▸ **Task to carry out**
Give the number of lines that contain the string "true", and nothing else.

▸ **Material for the task**
--- Begin ---

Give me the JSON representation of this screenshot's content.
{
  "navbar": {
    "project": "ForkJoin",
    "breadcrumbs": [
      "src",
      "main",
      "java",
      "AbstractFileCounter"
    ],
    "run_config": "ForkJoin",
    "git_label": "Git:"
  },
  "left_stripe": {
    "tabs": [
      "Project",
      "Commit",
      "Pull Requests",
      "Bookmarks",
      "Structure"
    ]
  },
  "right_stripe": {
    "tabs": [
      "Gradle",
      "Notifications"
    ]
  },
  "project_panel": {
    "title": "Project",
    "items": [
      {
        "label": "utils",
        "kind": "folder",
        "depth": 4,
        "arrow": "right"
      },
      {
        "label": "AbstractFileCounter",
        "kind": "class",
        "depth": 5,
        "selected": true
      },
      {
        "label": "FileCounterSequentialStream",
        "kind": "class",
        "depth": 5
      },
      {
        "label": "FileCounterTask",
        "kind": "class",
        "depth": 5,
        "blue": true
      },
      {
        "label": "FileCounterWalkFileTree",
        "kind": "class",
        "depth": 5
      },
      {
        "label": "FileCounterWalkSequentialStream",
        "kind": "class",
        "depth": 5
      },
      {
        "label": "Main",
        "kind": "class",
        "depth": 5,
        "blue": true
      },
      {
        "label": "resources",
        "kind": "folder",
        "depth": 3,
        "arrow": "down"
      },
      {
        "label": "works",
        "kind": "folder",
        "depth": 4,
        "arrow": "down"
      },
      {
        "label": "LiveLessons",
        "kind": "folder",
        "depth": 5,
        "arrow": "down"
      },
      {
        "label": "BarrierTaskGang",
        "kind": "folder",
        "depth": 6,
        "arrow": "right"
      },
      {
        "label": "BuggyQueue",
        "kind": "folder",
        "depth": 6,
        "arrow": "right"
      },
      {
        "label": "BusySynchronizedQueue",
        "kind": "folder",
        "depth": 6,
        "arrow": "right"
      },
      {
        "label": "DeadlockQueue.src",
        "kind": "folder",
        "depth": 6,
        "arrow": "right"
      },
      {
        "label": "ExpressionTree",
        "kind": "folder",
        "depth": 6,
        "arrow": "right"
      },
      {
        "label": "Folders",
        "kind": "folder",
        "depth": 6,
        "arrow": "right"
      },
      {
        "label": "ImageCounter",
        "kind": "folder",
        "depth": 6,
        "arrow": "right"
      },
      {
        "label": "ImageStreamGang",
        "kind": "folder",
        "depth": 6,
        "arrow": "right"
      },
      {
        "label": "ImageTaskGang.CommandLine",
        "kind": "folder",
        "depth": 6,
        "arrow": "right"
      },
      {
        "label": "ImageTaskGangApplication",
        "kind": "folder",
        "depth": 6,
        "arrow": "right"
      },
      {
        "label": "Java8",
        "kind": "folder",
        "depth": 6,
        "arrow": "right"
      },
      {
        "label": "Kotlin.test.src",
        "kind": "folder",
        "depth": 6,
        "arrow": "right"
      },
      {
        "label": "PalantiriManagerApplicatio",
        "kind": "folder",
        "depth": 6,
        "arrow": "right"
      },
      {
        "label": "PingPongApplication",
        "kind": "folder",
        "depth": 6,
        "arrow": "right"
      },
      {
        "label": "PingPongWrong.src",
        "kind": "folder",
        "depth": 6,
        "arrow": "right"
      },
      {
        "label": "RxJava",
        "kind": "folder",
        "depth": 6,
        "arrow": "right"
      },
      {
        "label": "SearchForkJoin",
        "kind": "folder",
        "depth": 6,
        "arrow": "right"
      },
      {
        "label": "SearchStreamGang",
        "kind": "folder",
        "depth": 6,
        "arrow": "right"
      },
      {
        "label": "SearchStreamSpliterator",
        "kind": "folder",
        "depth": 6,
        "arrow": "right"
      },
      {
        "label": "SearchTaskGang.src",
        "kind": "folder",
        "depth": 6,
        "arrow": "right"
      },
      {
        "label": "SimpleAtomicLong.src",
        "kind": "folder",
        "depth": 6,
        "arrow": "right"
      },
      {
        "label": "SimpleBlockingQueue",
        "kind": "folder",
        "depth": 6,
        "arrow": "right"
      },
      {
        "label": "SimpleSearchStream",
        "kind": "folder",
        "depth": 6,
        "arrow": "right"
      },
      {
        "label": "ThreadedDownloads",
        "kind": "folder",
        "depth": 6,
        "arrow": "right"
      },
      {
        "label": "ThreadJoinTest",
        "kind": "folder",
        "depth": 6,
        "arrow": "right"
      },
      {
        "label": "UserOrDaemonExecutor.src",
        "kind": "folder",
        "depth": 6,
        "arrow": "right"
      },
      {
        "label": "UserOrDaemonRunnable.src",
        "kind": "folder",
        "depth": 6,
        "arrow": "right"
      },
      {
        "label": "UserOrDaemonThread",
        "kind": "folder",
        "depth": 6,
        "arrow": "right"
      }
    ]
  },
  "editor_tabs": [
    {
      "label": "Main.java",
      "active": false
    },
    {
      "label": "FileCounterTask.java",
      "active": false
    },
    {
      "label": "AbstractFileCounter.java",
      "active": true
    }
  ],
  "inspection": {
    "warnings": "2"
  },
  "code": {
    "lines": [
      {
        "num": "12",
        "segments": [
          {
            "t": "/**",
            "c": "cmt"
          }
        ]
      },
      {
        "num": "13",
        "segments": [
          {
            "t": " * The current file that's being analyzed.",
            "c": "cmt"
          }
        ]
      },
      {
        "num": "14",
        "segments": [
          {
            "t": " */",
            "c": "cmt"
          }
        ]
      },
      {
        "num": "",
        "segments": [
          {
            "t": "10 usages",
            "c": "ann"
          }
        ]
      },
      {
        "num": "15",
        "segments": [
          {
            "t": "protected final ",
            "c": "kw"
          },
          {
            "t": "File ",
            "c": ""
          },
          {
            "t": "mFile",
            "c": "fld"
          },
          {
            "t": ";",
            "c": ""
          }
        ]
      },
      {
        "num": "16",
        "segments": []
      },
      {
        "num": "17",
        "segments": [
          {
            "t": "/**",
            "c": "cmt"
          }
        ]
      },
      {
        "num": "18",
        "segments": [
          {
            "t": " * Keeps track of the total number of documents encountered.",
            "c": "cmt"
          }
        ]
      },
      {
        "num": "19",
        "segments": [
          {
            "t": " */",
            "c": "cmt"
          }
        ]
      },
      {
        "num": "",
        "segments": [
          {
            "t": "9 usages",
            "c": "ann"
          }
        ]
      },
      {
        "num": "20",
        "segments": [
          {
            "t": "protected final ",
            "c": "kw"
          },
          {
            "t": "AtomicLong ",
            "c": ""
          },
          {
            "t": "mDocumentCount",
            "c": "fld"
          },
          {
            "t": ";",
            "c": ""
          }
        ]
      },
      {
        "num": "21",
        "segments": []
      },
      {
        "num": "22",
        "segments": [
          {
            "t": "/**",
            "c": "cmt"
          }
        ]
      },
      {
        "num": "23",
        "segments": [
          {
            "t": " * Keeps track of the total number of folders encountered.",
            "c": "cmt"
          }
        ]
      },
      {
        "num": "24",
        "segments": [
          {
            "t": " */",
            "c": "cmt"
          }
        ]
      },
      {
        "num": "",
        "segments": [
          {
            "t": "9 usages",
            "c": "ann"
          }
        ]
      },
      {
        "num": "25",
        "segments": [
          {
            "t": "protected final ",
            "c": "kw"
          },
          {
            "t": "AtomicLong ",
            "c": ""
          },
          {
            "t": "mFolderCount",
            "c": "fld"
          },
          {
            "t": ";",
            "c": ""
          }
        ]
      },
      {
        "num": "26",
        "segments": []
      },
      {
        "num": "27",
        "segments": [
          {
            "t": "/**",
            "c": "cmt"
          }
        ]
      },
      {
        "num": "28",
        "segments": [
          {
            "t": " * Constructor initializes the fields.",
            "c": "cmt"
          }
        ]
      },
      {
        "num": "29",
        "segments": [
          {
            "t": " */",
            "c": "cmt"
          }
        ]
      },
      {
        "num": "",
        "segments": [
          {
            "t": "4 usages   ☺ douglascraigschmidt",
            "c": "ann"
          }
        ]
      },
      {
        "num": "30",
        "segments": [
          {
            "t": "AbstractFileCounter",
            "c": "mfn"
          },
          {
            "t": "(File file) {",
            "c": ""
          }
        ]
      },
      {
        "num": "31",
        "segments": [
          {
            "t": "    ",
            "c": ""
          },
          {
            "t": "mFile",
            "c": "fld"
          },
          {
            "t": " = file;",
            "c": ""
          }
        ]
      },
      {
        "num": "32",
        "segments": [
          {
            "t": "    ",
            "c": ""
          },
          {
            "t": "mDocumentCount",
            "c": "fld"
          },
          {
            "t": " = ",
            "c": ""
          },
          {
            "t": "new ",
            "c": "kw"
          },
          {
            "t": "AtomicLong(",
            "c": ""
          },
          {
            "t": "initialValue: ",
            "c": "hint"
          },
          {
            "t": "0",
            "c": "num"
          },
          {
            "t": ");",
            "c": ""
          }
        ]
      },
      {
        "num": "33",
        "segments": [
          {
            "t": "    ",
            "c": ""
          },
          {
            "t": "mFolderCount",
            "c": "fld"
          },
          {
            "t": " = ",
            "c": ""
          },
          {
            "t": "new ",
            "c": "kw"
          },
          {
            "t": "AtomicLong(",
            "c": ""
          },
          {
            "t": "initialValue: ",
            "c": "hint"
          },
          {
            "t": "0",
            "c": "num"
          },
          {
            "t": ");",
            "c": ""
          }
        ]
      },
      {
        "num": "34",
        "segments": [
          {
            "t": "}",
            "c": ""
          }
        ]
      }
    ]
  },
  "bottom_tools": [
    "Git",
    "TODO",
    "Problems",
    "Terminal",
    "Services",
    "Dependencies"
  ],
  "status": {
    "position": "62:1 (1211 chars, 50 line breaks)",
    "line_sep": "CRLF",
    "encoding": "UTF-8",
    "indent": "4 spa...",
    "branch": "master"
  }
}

--- End ---

▸ **Response below**
4